■ **What the task requires**: Write out the material exactly, leaving every picture behind.

■ **Information given**:
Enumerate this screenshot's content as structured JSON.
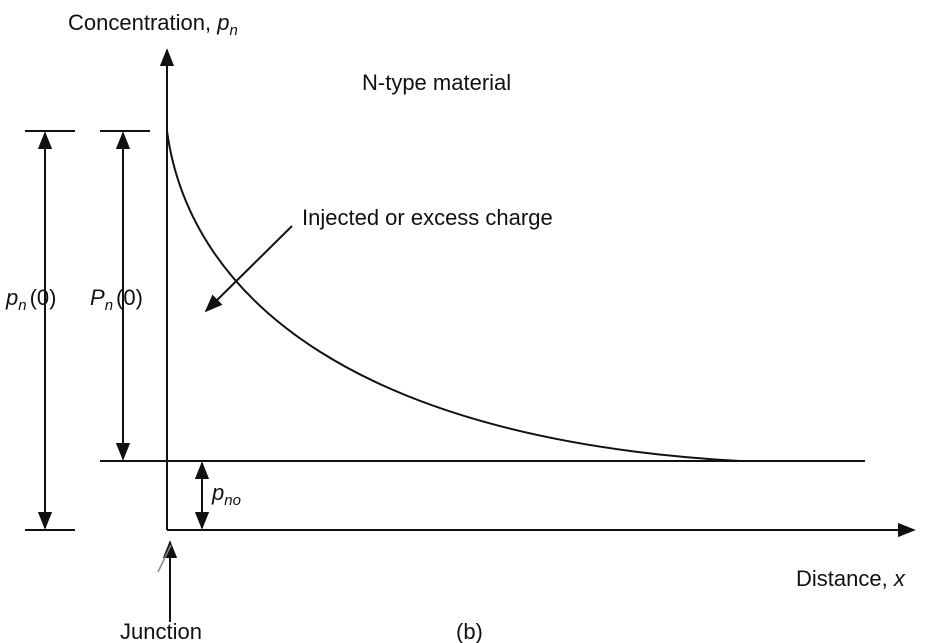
{
  "y_axis_label": {
    "text": "Concentration,",
    "symbol": "p",
    "subscript": "n"
  },
  "title": "N-type material",
  "annotation": "Injected or excess charge",
  "left_dimension": {
    "symbol": "p",
    "subscript": "n",
    "argument": "(0)"
  },
  "inner_dimension": {
    "symbol": "P",
    "subscript": "n",
    "argument": "(0)"
  },
  "baseline_dimension": {
    "symbol": "p",
    "subscript": "no"
  },
  "x_axis_label": {
    "text": "Distance,",
    "symbol": "x"
  },
  "junction_label": "Junction",
  "caption": "(b)"
}
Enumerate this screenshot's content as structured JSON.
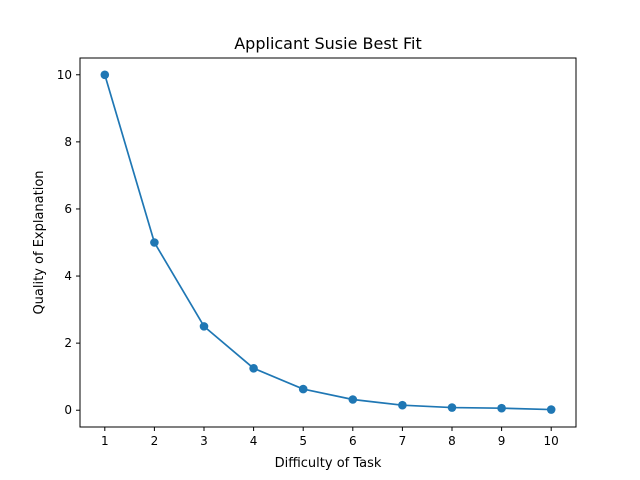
{
  "chart_data": {
    "type": "line",
    "title": "Applicant Susie Best Fit",
    "xlabel": "Difficulty of Task",
    "ylabel": "Quality of Explanation",
    "x": [
      1,
      2,
      3,
      4,
      5,
      6,
      7,
      8,
      9,
      10
    ],
    "series": [
      {
        "values": [
          10.0,
          5.0,
          2.5,
          1.25,
          0.63,
          0.32,
          0.15,
          0.08,
          0.06,
          0.02
        ]
      }
    ],
    "xlim": [
      0.5,
      10.5
    ],
    "ylim": [
      -0.5,
      10.5
    ],
    "xticks": [
      1,
      2,
      3,
      4,
      5,
      6,
      7,
      8,
      9,
      10
    ],
    "yticks": [
      0,
      2,
      4,
      6,
      8,
      10
    ],
    "grid": false,
    "colors": {
      "series": "#1f77b4",
      "axes": "#000000"
    }
  }
}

■ **Task answer**:
Enumerate this screenshot's content as structured JSON.
{
  "y_axis_label": {
    "text": "Concentration,",
    "symbol": "p",
    "subscript": "n"
  },
  "title": "N-type material",
  "annotation": "Injected or excess charge",
  "left_dimension": {
    "symbol": "p",
    "subscript": "n",
    "argument": "(0)"
  },
  "inner_dimension": {
    "symbol": "P",
    "subscript": "n",
    "argument": "(0)"
  },
  "baseline_dimension": {
    "symbol": "p",
    "subscript": "no"
  },
  "x_axis_label": {
    "text": "Distance,",
    "symbol": "x"
  },
  "junction_label": "Junction",
  "caption": "(b)"
}
Enumerate this screenshot's content as structured JSON.
{
  "chart_data": {
    "type": "line",
    "title": "Applicant Susie Best Fit",
    "xlabel": "Difficulty of Task",
    "ylabel": "Quality of Explanation",
    "x": [
      1,
      2,
      3,
      4,
      5,
      6,
      7,
      8,
      9,
      10
    ],
    "series": [
      {
        "values": [
          10.0,
          5.0,
          2.5,
          1.25,
          0.63,
          0.32,
          0.15,
          0.08,
          0.06,
          0.02
        ]
      }
    ],
    "xlim": [
      0.5,
      10.5
    ],
    "ylim": [
      -0.5,
      10.5
    ],
    "xticks": [
      1,
      2,
      3,
      4,
      5,
      6,
      7,
      8,
      9,
      10
    ],
    "yticks": [
      0,
      2,
      4,
      6,
      8,
      10
    ],
    "grid": false,
    "colors": {
      "series": "#1f77b4",
      "axes": "#000000"
    }
  }
}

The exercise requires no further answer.